**What you are asked to do:** Locate all lines with the word "moment". Copy them.

++++

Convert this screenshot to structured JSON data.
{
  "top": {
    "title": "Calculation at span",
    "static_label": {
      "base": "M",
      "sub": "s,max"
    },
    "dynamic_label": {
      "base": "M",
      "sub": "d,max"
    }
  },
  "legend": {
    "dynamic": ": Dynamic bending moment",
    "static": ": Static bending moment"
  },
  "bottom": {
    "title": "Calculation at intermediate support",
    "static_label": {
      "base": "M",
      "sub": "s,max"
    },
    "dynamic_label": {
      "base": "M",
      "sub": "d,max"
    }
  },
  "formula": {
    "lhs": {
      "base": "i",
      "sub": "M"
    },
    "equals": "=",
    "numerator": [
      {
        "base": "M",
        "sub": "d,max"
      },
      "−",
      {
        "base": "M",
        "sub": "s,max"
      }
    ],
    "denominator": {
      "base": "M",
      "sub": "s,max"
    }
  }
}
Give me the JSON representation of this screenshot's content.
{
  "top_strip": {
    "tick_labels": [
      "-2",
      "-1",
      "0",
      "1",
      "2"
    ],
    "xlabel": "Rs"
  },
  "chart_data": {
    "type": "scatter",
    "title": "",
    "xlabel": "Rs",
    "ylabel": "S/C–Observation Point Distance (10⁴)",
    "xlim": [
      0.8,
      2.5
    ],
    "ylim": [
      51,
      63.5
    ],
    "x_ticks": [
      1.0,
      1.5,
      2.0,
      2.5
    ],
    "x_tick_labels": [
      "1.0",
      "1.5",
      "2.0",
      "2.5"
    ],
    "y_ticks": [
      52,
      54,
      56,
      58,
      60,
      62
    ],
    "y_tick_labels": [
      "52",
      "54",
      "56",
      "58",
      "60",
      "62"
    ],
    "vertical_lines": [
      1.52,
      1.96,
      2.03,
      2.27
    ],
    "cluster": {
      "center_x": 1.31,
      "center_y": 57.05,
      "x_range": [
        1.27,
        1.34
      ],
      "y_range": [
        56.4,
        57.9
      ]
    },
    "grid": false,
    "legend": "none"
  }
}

++++

**Answer to this exercise:**
    "dynamic": ": Dynamic bending moment",
    "static": ": Static bending moment"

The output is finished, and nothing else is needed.